Records contained in a dataset
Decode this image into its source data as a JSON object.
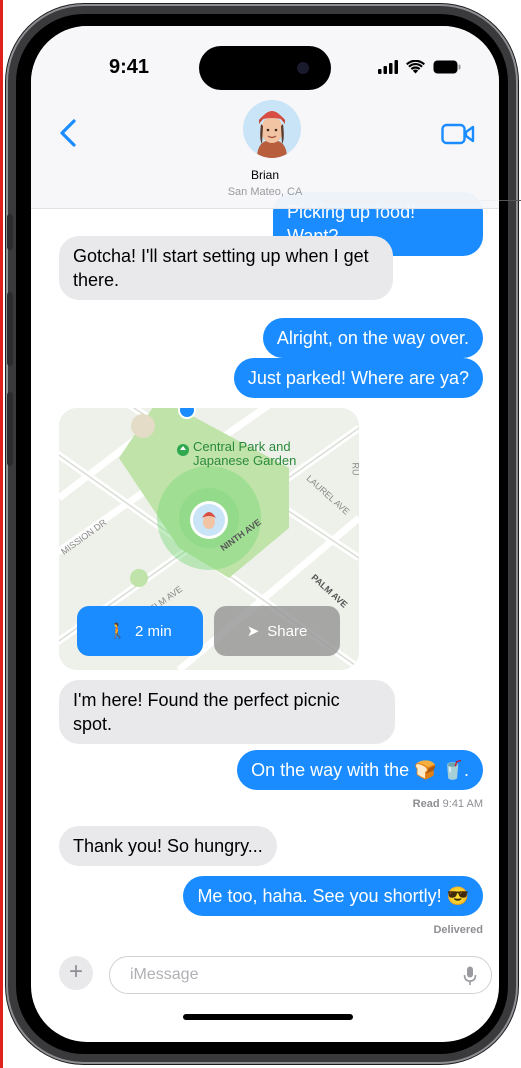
{
  "status": {
    "time": "9:41"
  },
  "contact": {
    "name": "Brian",
    "location": "San Mateo, CA"
  },
  "messages": [
    {
      "text": "Picking up food! Want?",
      "from": "me"
    },
    {
      "text": "Gotcha! I'll start setting up when I get there.",
      "from": "them"
    },
    {
      "text": "Alright, on the way over.",
      "from": "me"
    },
    {
      "text": "Just parked! Where are ya?",
      "from": "me"
    },
    {
      "text": "I'm here! Found the perfect picnic spot.",
      "from": "them"
    },
    {
      "text": "On the way with the 🍞 🥤.",
      "from": "me"
    },
    {
      "text": "Thank you! So hungry...",
      "from": "them"
    },
    {
      "text": "Me too, haha. See you shortly! 😎",
      "from": "me"
    }
  ],
  "receipts": {
    "read_label": "Read",
    "read_time": "9:41 AM",
    "delivered": "Delivered"
  },
  "map": {
    "park_label_1": "Central Park and",
    "park_label_2": "Japanese Garden",
    "streets": [
      "MISSION DR",
      "NINTH AVE",
      "LAUREL AVE",
      "PALM AVE",
      "ELM AVE",
      "RU"
    ],
    "walk_button": "2 min",
    "share_button": "Share"
  },
  "input": {
    "placeholder": "iMessage"
  },
  "colors": {
    "accent": "#1a8cff",
    "incoming": "#e9e9eb",
    "park": "#bfe3a8"
  }
}
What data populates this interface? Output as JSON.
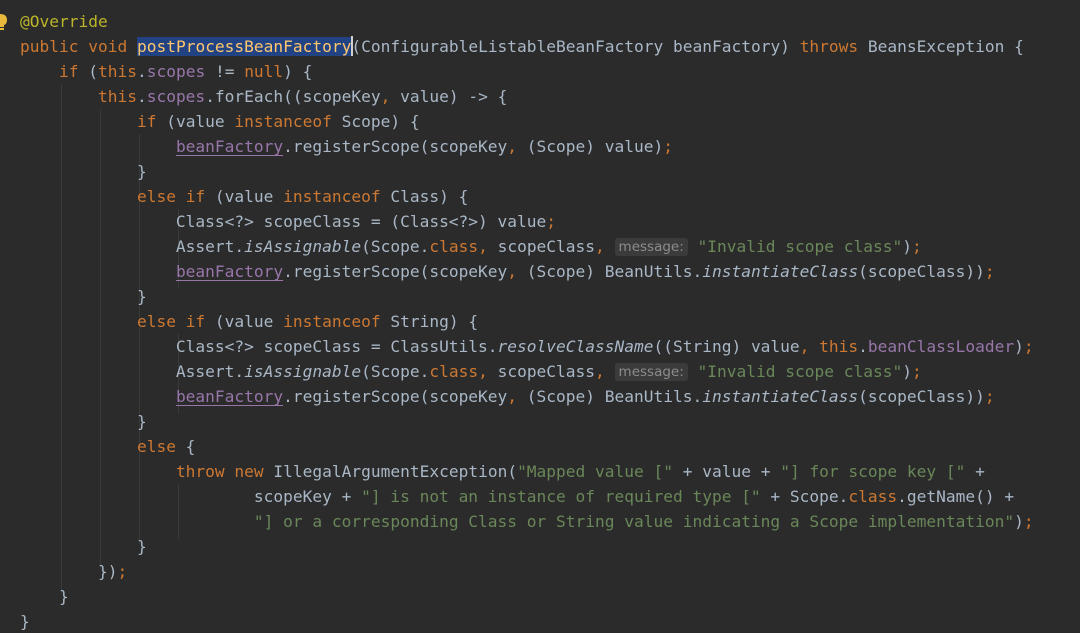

• [WORK TO BE COMPLETED]:
Working from the material above, transcribe it exactly while omitting pictures.

• [ANSWER BELOW]:
Decode this image into its source data as a JSON object.
{
  "status": {
    "time": "9:41"
  },
  "contact": {
    "name": "Brian",
    "location": "San Mateo, CA"
  },
  "messages": [
    {
      "text": "Picking up food! Want?",
      "from": "me"
    },
    {
      "text": "Gotcha! I'll start setting up when I get there.",
      "from": "them"
    },
    {
      "text": "Alright, on the way over.",
      "from": "me"
    },
    {
      "text": "Just parked! Where are ya?",
      "from": "me"
    },
    {
      "text": "I'm here! Found the perfect picnic spot.",
      "from": "them"
    },
    {
      "text": "On the way with the 🍞 🥤.",
      "from": "me"
    },
    {
      "text": "Thank you! So hungry...",
      "from": "them"
    },
    {
      "text": "Me too, haha. See you shortly! 😎",
      "from": "me"
    }
  ],
  "receipts": {
    "read_label": "Read",
    "read_time": "9:41 AM",
    "delivered": "Delivered"
  },
  "map": {
    "park_label_1": "Central Park and",
    "park_label_2": "Japanese Garden",
    "streets": [
      "MISSION DR",
      "NINTH AVE",
      "LAUREL AVE",
      "PALM AVE",
      "ELM AVE",
      "RU"
    ],
    "walk_button": "2 min",
    "share_button": "Share"
  },
  "input": {
    "placeholder": "iMessage"
  },
  "colors": {
    "accent": "#1a8cff",
    "incoming": "#e9e9eb",
    "park": "#bfe3a8"
  }
}
What data populates this interface? Output as JSON.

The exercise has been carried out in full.